Task goal: Copy the items below word for word, starting at the very first line and ending at the line that contains "answer-blank[interactable]: 静静地 xyxy=(303,2067,370,2093)". Include both of those lines.

Given entries:

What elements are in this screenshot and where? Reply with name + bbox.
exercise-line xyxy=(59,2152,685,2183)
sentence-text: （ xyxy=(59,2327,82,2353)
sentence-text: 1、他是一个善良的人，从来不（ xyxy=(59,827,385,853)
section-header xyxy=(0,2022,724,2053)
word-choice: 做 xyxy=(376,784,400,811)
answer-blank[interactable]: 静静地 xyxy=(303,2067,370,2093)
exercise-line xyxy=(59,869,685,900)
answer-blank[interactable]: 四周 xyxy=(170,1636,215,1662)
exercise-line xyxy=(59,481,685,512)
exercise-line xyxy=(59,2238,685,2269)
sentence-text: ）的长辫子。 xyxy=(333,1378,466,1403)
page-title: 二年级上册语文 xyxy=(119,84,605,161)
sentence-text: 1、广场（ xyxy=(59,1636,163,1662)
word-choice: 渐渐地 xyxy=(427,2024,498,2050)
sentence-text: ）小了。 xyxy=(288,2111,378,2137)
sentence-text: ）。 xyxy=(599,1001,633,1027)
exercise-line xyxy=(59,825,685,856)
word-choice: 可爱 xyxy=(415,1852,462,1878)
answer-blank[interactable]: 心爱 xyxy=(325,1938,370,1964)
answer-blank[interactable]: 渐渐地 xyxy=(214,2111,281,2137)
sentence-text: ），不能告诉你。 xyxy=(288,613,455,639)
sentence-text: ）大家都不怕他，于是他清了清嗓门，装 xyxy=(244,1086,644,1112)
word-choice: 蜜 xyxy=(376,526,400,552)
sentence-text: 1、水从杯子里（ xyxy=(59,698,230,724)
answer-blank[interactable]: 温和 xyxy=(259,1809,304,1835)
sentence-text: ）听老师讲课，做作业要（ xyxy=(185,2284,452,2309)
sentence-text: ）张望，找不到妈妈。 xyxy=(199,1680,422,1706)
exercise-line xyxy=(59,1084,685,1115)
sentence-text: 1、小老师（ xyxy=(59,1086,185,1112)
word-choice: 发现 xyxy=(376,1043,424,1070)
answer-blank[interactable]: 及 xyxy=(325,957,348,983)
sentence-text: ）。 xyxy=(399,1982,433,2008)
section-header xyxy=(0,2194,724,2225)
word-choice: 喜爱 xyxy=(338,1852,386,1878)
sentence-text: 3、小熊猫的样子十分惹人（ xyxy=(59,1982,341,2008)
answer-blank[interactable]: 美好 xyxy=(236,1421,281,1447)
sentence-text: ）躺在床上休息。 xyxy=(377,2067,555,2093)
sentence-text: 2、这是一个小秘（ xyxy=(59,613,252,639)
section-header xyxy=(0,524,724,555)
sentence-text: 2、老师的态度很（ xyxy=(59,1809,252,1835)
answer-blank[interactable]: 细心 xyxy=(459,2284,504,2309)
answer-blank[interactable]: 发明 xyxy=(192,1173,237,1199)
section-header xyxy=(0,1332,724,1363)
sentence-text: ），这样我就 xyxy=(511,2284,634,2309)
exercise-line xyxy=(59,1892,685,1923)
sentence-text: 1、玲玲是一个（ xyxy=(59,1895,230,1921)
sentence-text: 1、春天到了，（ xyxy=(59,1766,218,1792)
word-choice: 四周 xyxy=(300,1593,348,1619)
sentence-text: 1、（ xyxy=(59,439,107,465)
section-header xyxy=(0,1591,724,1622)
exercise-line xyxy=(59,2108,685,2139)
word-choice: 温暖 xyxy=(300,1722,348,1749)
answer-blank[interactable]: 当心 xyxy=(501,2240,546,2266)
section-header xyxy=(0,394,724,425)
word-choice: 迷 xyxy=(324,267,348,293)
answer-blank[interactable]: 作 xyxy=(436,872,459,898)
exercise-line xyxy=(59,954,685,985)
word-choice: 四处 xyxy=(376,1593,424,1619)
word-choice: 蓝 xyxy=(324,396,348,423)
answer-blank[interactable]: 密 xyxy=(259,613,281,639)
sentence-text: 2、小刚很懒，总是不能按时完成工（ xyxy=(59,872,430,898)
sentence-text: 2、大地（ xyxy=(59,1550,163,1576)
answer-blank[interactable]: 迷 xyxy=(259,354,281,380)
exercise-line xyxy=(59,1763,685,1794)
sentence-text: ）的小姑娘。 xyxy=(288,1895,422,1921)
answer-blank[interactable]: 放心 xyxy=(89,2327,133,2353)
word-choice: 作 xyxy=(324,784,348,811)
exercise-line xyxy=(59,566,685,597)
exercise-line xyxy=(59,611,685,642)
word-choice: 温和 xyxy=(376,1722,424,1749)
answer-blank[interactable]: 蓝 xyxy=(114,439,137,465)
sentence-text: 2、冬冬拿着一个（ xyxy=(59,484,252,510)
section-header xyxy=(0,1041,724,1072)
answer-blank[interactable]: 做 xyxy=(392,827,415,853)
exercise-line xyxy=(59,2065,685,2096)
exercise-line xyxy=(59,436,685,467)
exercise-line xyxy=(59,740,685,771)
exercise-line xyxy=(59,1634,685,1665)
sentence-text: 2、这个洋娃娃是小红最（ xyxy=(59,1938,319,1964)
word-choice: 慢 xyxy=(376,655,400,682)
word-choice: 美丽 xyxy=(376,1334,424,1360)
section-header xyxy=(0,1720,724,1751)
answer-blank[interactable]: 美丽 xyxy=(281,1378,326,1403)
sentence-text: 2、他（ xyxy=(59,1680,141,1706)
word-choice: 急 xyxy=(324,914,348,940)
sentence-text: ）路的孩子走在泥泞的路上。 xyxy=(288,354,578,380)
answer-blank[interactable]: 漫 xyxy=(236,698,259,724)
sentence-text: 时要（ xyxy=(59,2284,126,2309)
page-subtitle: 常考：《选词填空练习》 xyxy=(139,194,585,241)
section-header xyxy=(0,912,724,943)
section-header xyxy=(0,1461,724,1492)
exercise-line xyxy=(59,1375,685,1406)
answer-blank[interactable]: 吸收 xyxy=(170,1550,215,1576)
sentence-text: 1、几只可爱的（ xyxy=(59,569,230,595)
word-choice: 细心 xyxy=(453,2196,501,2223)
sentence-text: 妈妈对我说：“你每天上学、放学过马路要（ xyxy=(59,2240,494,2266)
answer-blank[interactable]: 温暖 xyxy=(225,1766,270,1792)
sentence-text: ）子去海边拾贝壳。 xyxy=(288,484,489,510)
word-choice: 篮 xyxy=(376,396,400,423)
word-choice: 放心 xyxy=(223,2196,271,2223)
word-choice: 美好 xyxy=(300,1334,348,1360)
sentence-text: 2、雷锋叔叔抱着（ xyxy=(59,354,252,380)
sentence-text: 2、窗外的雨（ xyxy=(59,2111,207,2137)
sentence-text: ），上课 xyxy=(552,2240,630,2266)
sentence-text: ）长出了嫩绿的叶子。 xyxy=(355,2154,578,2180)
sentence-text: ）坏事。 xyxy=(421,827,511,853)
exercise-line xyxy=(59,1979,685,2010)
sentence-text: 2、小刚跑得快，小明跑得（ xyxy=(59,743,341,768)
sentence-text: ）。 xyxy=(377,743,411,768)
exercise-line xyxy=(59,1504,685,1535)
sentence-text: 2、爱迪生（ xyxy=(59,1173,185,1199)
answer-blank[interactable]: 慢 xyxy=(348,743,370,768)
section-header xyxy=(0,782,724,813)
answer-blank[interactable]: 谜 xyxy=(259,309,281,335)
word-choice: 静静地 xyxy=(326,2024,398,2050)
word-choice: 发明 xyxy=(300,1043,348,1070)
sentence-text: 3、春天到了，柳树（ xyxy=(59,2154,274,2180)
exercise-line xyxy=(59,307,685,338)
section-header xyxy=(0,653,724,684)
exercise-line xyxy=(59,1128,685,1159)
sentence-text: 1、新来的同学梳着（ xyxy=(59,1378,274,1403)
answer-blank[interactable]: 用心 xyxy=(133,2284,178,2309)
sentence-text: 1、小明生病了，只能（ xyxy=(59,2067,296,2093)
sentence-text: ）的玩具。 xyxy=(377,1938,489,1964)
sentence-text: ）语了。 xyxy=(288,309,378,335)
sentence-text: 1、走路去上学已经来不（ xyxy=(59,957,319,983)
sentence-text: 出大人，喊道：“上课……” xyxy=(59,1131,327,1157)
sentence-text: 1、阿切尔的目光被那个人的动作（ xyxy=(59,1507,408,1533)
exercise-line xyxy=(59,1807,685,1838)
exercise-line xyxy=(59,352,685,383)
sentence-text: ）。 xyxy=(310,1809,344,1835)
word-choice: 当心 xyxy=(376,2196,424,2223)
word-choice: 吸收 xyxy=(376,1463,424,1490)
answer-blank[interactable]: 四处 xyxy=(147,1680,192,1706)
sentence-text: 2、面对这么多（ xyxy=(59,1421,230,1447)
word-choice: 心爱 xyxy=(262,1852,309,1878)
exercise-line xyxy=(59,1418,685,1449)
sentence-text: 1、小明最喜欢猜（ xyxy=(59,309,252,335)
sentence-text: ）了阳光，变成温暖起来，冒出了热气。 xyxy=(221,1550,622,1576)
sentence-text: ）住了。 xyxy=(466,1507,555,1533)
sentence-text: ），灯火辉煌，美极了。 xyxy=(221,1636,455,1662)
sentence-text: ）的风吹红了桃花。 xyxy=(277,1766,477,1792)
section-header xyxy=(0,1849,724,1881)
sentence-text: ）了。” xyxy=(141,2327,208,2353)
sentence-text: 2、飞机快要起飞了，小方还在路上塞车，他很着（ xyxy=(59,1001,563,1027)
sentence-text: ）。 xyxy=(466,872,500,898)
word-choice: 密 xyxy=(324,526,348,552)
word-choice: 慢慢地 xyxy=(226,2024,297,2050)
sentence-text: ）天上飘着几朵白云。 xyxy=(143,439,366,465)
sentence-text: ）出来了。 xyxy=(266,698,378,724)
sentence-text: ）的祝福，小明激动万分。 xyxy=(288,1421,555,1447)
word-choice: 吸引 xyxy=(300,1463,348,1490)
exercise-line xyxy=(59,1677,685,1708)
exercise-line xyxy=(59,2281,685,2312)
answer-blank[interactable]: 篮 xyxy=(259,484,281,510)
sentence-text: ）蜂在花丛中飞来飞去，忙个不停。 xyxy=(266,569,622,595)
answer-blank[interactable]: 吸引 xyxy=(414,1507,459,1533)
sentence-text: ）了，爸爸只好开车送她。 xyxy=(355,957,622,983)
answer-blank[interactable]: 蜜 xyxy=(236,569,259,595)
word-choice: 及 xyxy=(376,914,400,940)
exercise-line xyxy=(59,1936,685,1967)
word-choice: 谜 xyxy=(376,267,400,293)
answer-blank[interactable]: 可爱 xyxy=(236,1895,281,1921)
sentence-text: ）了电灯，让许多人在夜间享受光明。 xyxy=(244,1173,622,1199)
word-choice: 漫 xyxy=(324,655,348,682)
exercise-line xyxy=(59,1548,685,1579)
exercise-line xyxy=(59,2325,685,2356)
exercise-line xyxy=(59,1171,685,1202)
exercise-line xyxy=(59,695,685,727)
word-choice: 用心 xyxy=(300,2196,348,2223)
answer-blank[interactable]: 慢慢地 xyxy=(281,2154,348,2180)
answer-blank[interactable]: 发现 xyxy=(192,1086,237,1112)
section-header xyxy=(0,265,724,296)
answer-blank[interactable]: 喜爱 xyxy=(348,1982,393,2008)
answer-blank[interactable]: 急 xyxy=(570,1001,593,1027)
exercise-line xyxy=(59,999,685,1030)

Answer to the task:
What elements are in this screenshot and where? Reply with name + bbox.
exercise-line xyxy=(59,2152,685,2183)
sentence-text: （ xyxy=(59,2327,82,2353)
sentence-text: 1、他是一个善良的人，从来不（ xyxy=(59,827,385,853)
section-header xyxy=(0,2022,724,2053)
word-choice: 做 xyxy=(376,784,400,811)
answer-blank[interactable]: 静静地 xyxy=(303,2067,370,2093)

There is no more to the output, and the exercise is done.